— REQUEST —
Put the lines from the one with "author-handle[interactable]: @A_Gasparyan xyxy=(80,39,235,54)" to the one with "envelope-icon xyxy=(265,473,281,485)" into a JSON list of strings, one string per line, with blank lines omitted.

>> BEGIN MATERIALS PROVIDED

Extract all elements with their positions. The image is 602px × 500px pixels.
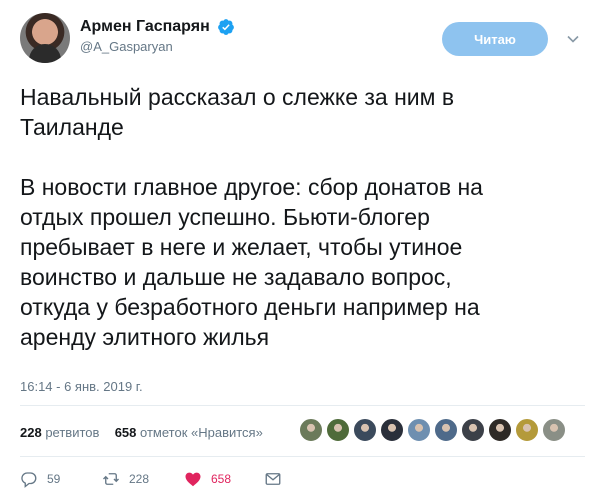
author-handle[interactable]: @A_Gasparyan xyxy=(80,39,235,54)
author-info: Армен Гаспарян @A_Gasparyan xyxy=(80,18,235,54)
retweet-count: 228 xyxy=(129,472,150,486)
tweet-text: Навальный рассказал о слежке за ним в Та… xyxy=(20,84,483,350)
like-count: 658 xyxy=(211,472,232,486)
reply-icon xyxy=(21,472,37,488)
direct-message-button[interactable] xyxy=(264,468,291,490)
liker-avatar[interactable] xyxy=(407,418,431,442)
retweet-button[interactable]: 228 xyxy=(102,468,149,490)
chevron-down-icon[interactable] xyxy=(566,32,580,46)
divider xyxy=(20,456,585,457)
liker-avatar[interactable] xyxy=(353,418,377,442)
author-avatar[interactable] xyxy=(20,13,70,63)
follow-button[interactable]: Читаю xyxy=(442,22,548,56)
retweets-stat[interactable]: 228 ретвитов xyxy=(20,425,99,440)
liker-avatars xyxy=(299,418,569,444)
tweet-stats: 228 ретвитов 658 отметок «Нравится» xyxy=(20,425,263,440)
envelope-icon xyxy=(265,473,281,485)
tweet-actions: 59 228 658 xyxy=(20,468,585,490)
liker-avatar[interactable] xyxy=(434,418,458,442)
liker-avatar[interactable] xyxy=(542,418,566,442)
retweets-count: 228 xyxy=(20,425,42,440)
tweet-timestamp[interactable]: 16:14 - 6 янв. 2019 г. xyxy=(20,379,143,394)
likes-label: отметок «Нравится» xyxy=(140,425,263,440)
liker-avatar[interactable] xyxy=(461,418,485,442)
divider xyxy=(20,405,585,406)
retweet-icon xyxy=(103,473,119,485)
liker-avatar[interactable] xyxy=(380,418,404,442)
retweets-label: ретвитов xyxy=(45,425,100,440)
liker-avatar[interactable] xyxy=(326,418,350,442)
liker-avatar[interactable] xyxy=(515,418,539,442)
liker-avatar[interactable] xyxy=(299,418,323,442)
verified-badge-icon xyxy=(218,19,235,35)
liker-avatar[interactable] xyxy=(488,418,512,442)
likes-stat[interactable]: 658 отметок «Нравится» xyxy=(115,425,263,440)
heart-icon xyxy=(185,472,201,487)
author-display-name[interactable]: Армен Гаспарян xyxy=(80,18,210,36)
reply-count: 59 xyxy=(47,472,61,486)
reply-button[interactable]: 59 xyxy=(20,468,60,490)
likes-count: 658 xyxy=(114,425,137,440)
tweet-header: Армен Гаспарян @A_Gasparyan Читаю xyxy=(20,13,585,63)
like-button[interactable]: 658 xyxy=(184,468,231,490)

>> END MATERIALS PROVIDED

— WORKED SOLUTION —
[
  "author-handle[interactable]: @A_Gasparyan xyxy=(80,39,235,54)",
  "author-info: Армен Гаспарян @A_Gasparyan xyxy=(80,18,235,54)",
  "retweet-count: 228 xyxy=(129,472,150,486)",
  "tweet-text: Навальный рассказал о слежке за ним в Та… xyxy=(20,84,483,350)",
  "like-count: 658 xyxy=(211,472,232,486)",
  "reply-icon xyxy=(21,472,37,488)",
  "direct-message-button[interactable] xyxy=(264,468,291,490)",
  "liker-avatar[interactable] xyxy=(407,418,431,442)",
  "retweet-button[interactable]: 228 xyxy=(102,468,149,490)",
  "chevron-down-icon[interactable] xyxy=(566,32,580,46)",
  "divider xyxy=(20,456,585,457)",
  "liker-avatar[interactable] xyxy=(353,418,377,442)",
  "author-avatar[interactable] xyxy=(20,13,70,63)",
  "follow-button[interactable]: Читаю xyxy=(442,22,548,56)",
  "retweets-stat[interactable]: 228 ретвитов xyxy=(20,425,99,440)",
  "liker-avatars xyxy=(299,418,569,444)",
  "tweet-stats: 228 ретвитов 658 отметок «Нравится» xyxy=(20,425,263,440)",
  "envelope-icon xyxy=(265,473,281,485)"
]